Task prompt: Restate the data exactly as given and keep the pictures out.

(Raw records)

________________________

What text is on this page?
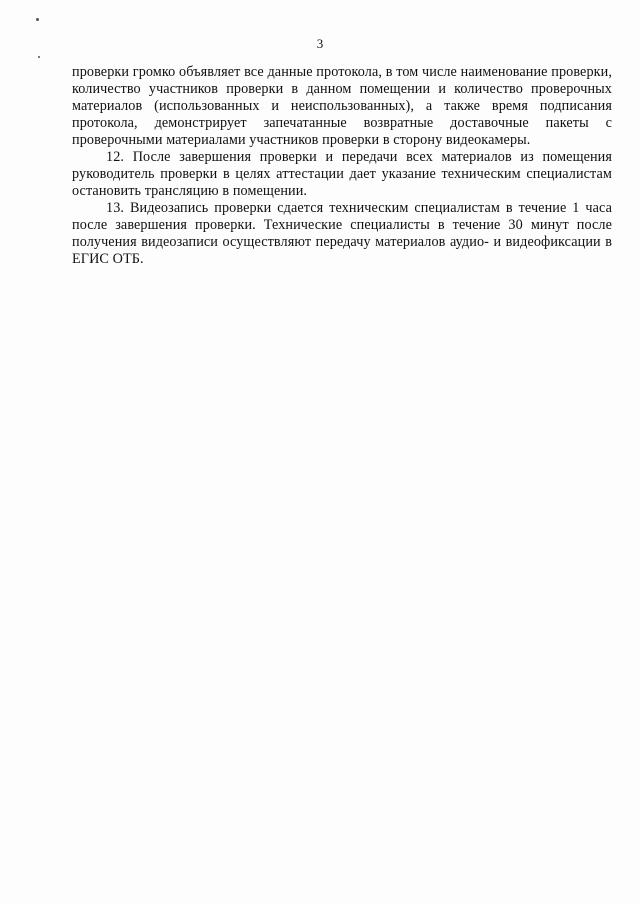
3

проверки громко объявляет все данные протокола, в том числе наименование проверки, количество участников проверки в данном помещении и количество проверочных материалов (использованных и неиспользованных), а также время подписания протокола, демонстрирует запечатанные возвратные доставочные пакеты с проверочными материалами участников проверки в сторону видеокамеры.

12. После завершения проверки и передачи всех материалов из помещения руководитель проверки в целях аттестации дает указание техническим специалистам остановить трансляцию в помещении.

13. Видеозапись проверки сдается техническим специалистам в течение 1 часа после завершения проверки. Технические специалисты в течение 30 минут после получения видеозаписи осуществляют передачу материалов аудио- и видеофиксации в ЕГИС ОТБ.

________________________

Complete output:
What text is on this page?
3

проверки громко объявляет все данные протокола, в том числе наименование проверки, количество участников проверки в данном помещении и количество проверочных материалов (использованных и неиспользованных), а также время подписания протокола, демонстрирует запечатанные возвратные доставочные пакеты с проверочными материалами участников проверки в сторону видеокамеры.

12. После завершения проверки и передачи всех материалов из помещения руководитель проверки в целях аттестации дает указание техническим специалистам остановить трансляцию в помещении.

13. Видеозапись проверки сдается техническим специалистам в течение 1 часа после завершения проверки. Технические специалисты в течение 30 минут после получения видеозаписи осуществляют передачу материалов аудио- и видеофиксации в ЕГИС ОТБ.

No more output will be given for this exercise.